*Stated task 1*.
Tally how many lines in the rows below contain the string "boxes", matching case exactly. Give only the number.
## Start Extract to read
Millennials, Gen Z and Gambling: A Shifting Landscape

Millennials and Gambling: A Declining Interest

The old story was that younger people are losing interest in gambling. The reality in 2026 is more interesting: millennials and Gen Z aren’t gambling less — they’re gambling differently. Their interest in traditional slot machines has cooled, but their appetite for sports betting, esports wagering, mobile play, and skill-based formats is driving the market. This guide explains how younger generations actually gamble and what it means for operators.

In fact, far from fading, Gen Z and millennials have been the engine of recent gambling growth — so the right question isn’t whether they’re interested, but how that interest has moved.

Not Declining — Shifting

Where the “declining interest” idea holds a grain of truth is traditional casino gambling. Younger players are markedly less drawn to classic slot machines than older generations, who grew up with them. But that’s a shift in format, not a loss of interest. Industry data shows younger bettors increasingly fuel growth, with Gen Z on track to become a dominant gambling consumer segment.

How Millennials and Gen Z Gamble Differently

The generational split is real and useful to understand:

  • Mobile-first, overwhelmingly. Around 90% of millennials and 84% of Gen Z prefer betting on mobile apps — phones, not slot floors.
## End Extract to read
## Start Stored data
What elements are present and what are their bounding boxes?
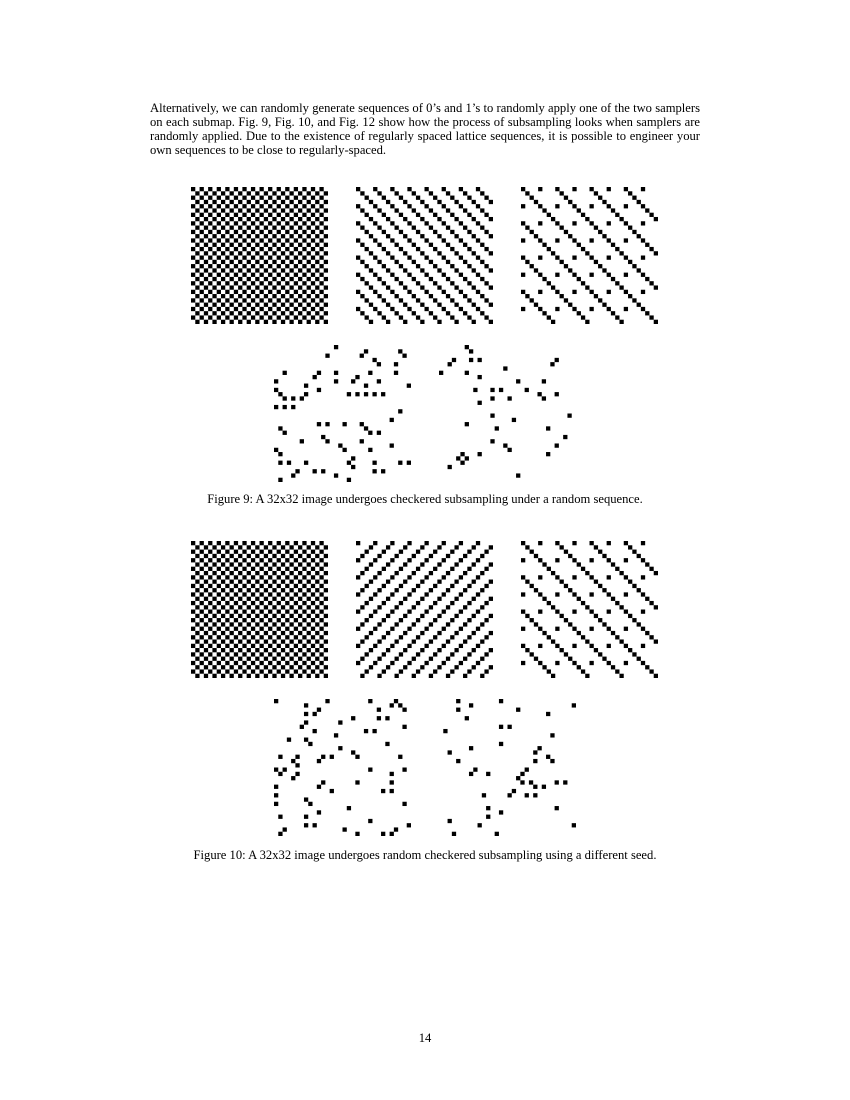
body-paragraph: Alternatively, we can randomly generate sequences of 0’s and 1’s to randomly apply one of the two samplers on each submap. Fig. 9, Fig. 10, and Fig. 12 show how the process of subsampling looks when samplers are randomly applied. Due to the existence of regularly spaced lattice sequences, it is possible to engineer your own sequences to be close to regularly-spaced.: [150, 101, 700, 157]
fig10-panel-checkerboard: [191, 541, 328, 678]
page-number: 14: [418, 1031, 432, 1045]
fig10-panel-random-very-sparse: [439, 699, 576, 836]
fig9-panel-checkerboard: [191, 187, 328, 324]
fig9-panel-diagonal-stripes: [356, 187, 493, 324]
fig9-panel-sparse-lattice: [521, 187, 658, 324]
fig9-panel-random-sparse: [274, 345, 411, 482]
fig10-panel-random-sparse: [274, 699, 411, 836]
fig9-panel-random-very-sparse: [439, 345, 576, 482]
figure-9-caption: Figure 9: A 32x32 image undergoes checkered subsampling under a random sequence.: [207, 492, 643, 506]
fig10-panel-sparse-lattice: [521, 541, 658, 678]
fig10-panel-diagonal-stripes: [356, 541, 493, 678]
figure-10-caption: Figure 10: A 32x32 image undergoes random checkered subsampling using a different seed.: [193, 848, 657, 862]
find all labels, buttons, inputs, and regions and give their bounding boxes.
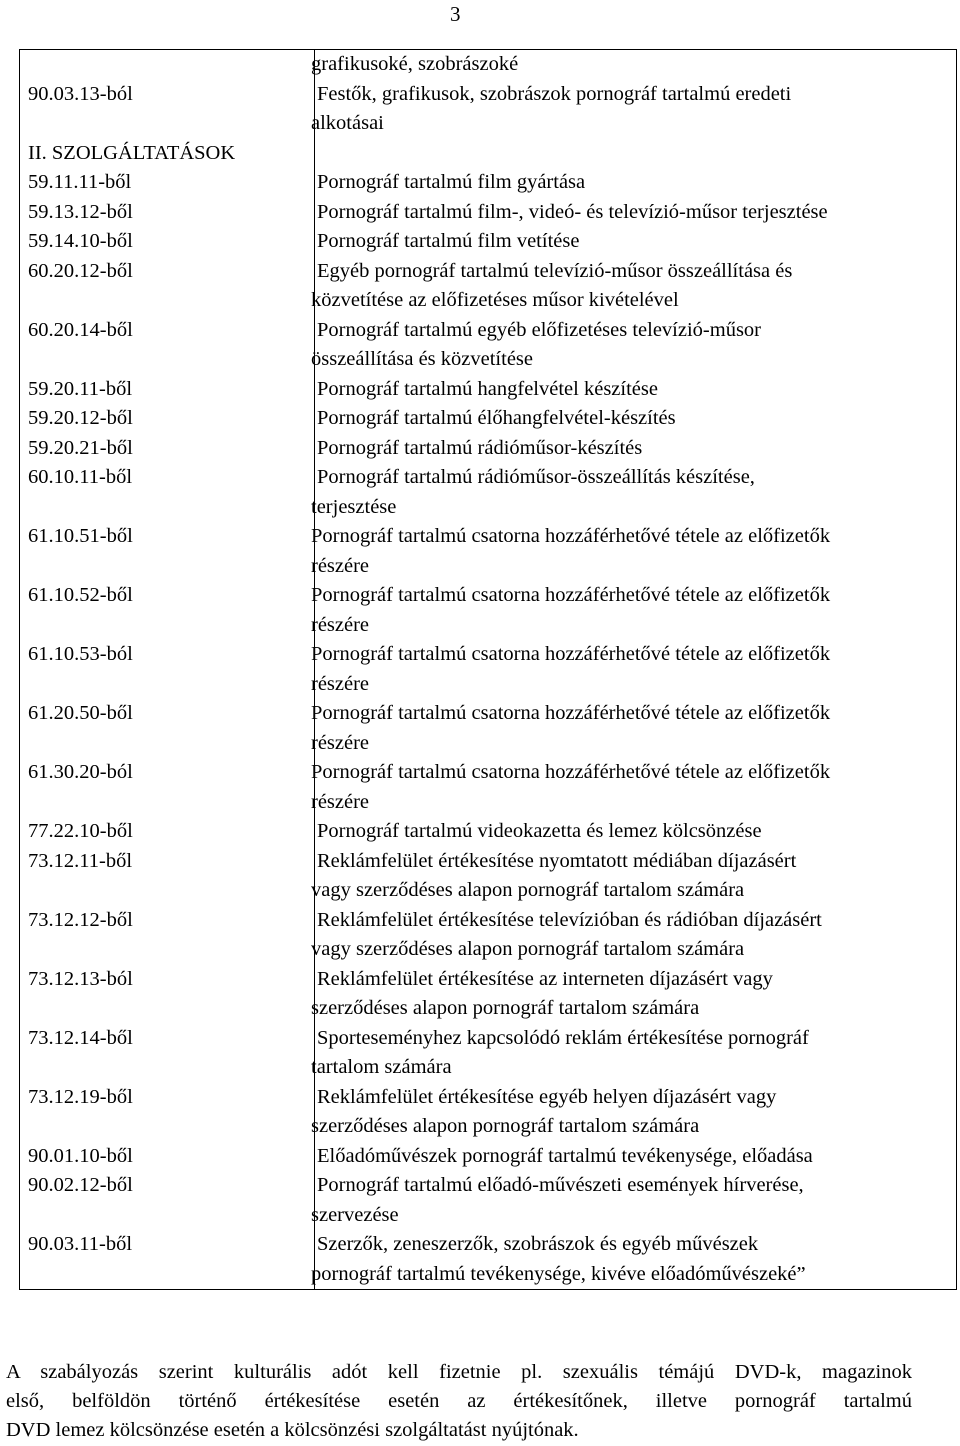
table-row (20, 198, 956, 228)
description-line: részére (311, 554, 370, 577)
activity-description (303, 404, 956, 434)
description-line: Előadóművészek pornográf tartalmú tevékenysége, előadása (317, 1144, 813, 1167)
activity-code: 73.12.19-ből (28, 1085, 133, 1108)
activity-description (303, 847, 956, 906)
table-body (20, 50, 956, 1289)
activity-code: 59.20.12-ből (28, 407, 133, 429)
description-line: részére (311, 790, 370, 813)
activity-description (303, 522, 956, 581)
activity-code: 59.13.12-ből (28, 200, 133, 223)
description-line: tartalom számára (311, 1056, 452, 1078)
description-line: Festők, grafikusok, szobrászok pornográf tartalmú eredeti (317, 82, 792, 105)
table-row (20, 227, 956, 257)
section-heading: II. SZOLGÁLTATÁSOK (28, 141, 236, 164)
activity-description (303, 1083, 956, 1142)
description-line: Reklámfelület értékesítése az interneten díjazásért vagy (317, 967, 773, 990)
description-line: összeállítása és közvetítése (311, 348, 533, 370)
activity-code: 59.11.11-ből (28, 171, 132, 193)
table-row (20, 699, 956, 758)
activity-code: 60.10.11-ből (28, 466, 133, 488)
activity-code: 61.10.53-ból (28, 643, 133, 665)
description-line: Pornográf tartalmú csatorna hozzáférhetővé tétele az előfizetők (311, 702, 831, 724)
activity-code: 73.12.11-ből (28, 849, 133, 872)
activity-description (303, 699, 956, 758)
description-line: Sporteseményhez kapcsolódó reklám értékesítése pornográf (317, 1026, 809, 1049)
description-line: Szerzők, zeneszerzők, szobrászok és egyéb művészek (317, 1233, 759, 1255)
activity-code: 61.10.51-ből (28, 525, 133, 547)
activity-code: 61.20.50-ből (28, 702, 133, 724)
activity-code (20, 50, 303, 80)
table-row (20, 257, 956, 316)
table-row (20, 168, 956, 198)
table-row (20, 1083, 956, 1142)
description-line: Pornográf tartalmú előadó-művészeti események hírverése, (317, 1174, 804, 1196)
description-line: terjesztése (311, 495, 397, 518)
description-line: Egyéb pornográf tartalmú televízió-műsor összeállítása és (317, 259, 793, 282)
footer-line: A szabályozás szerint kulturális adót kell fizetnie pl. szexuális témájú DVD-k, magazinok (6, 1361, 912, 1383)
activity-description (303, 906, 956, 965)
activity-code: 59.20.11-ből (28, 377, 133, 400)
activity-description (303, 1230, 956, 1289)
activity-code: 60.20.12-ből (28, 259, 133, 282)
description-line: részére (311, 613, 370, 636)
page-number: 3 (450, 2, 461, 26)
activity-code: 73.12.14-ből (28, 1026, 133, 1049)
activity-description (303, 168, 956, 198)
description-line: vagy szerződéses alapon pornográf tartalom számára (311, 879, 745, 901)
footer-paragraph (6, 1358, 912, 1445)
description-line: grafikusoké, szobrászoké (311, 53, 519, 75)
description-line: Pornográf tartalmú film vetítése (317, 230, 580, 252)
section-heading-row (20, 139, 956, 169)
table-row (20, 434, 956, 464)
activity-description (303, 434, 956, 464)
activity-description (303, 1142, 956, 1172)
description-line: Pornográf tartalmú csatorna hozzáférhetővé tétele az előfizetők (311, 525, 831, 547)
activity-code: 73.12.13-ból (28, 967, 133, 990)
activity-description (303, 581, 956, 640)
activity-code: 60.20.14-ből (28, 318, 133, 341)
description-line: szerződéses alapon pornográf tartalom számára (311, 997, 700, 1019)
description-line: Pornográf tartalmú élőhangfelvétel-készítés (317, 407, 676, 429)
activity-description (303, 198, 956, 228)
table-row (20, 1171, 956, 1230)
activity-description (303, 965, 956, 1024)
activity-code: 77.22.10-ből (28, 820, 133, 842)
activity-description (303, 817, 956, 847)
description-line: Pornográf tartalmú rádióműsor-összeállítás készítése, (317, 466, 755, 488)
activity-description (303, 80, 956, 139)
table-row (20, 906, 956, 965)
description-line: Pornográf tartalmú csatorna hozzáférhetővé tétele az előfizetők (311, 584, 831, 606)
description-line: részére (311, 672, 370, 695)
activity-code: 90.03.11-ből (28, 1233, 133, 1255)
description-line: szervezése (311, 1203, 399, 1226)
activity-code: 90.01.10-ből (28, 1144, 133, 1167)
activity-code: 90.03.13-ból (28, 82, 133, 105)
table-row (20, 80, 956, 139)
description-line: Pornográf tartalmú csatorna hozzáférhetővé tétele az előfizetők (311, 761, 831, 783)
activity-code: 73.12.12-ből (28, 908, 133, 931)
activity-description (303, 375, 956, 405)
activity-description (303, 1024, 956, 1083)
description-line: pornográf tartalmú tevékenysége, kivéve előadóművészeké” (311, 1262, 806, 1285)
description-line: Pornográf tartalmú film gyártása (317, 171, 586, 193)
footer-line: első, belföldön történő értékesítése esetén az értékesítőnek, illetve pornográf tartalmú (6, 1390, 912, 1412)
activity-description (303, 463, 956, 522)
description-line: Pornográf tartalmú rádióműsor-készítés (317, 436, 643, 459)
table-row (20, 817, 956, 847)
table-row (20, 50, 956, 80)
activity-code: 61.30.20-ból (28, 761, 133, 783)
description-line: Reklámfelület értékesítése nyomtatott médiában díjazásért (317, 849, 797, 872)
description-line: vagy szerződéses alapon pornográf tartalom számára (311, 938, 745, 960)
activity-description (303, 640, 956, 699)
description-line: részére (311, 731, 370, 754)
activity-code-table (19, 49, 957, 1290)
activity-description (303, 316, 956, 375)
activity-code: 59.14.10-ből (28, 230, 133, 252)
table-row (20, 375, 956, 405)
activity-code: 61.10.52-ből (28, 584, 133, 606)
activity-description (303, 50, 956, 80)
description-line: Reklámfelület értékesítése egyéb helyen díjazásért vagy (317, 1085, 777, 1108)
description-line: Pornográf tartalmú hangfelvétel készítése (317, 377, 658, 400)
activity-description (303, 257, 956, 316)
description-line: Pornográf tartalmú csatorna hozzáférhetővé tétele az előfizetők (311, 643, 831, 665)
description-line: közvetítése az előfizetéses műsor kivételével (311, 289, 679, 311)
activity-code: 90.02.12-ből (28, 1174, 133, 1196)
table-row (20, 581, 956, 640)
table-row (20, 463, 956, 522)
table-row (20, 404, 956, 434)
table-row (20, 847, 956, 906)
table-row (20, 1024, 956, 1083)
activity-code: 59.20.21-ből (28, 436, 133, 459)
table-row (20, 1230, 956, 1289)
table-row (20, 758, 956, 817)
description-line: Reklámfelület értékesítése televízióban és rádióban díjazásért (317, 908, 822, 931)
description-line: Pornográf tartalmú egyéb előfizetéses televízió-műsor (317, 318, 762, 341)
activity-description (303, 758, 956, 817)
description-line: alkotásai (311, 112, 384, 134)
activity-description (303, 1171, 956, 1230)
description-line: Pornográf tartalmú videokazetta és lemez kölcsönzése (317, 820, 762, 842)
table-row (20, 1142, 956, 1172)
footer-line: DVD lemez kölcsönzése esetén a kölcsönzési szolgáltatást nyújtónak. (6, 1419, 579, 1441)
table-row (20, 316, 956, 375)
description-line: Pornográf tartalmú film-, videó- és televízió-műsor terjesztése (317, 200, 828, 223)
table-row (20, 965, 956, 1024)
activity-description (303, 227, 956, 257)
table-row (20, 522, 956, 581)
description-line: szerződéses alapon pornográf tartalom számára (311, 1115, 700, 1137)
table-row (20, 640, 956, 699)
## End Stored data
*Stated task 2*.
In the piece on millennials, Gen Z and gambling, what share of Gen Z is said to prefer betting on mobile apps?

*Finished answer 1*.
2

*Finished answer 2*.
Around 84%.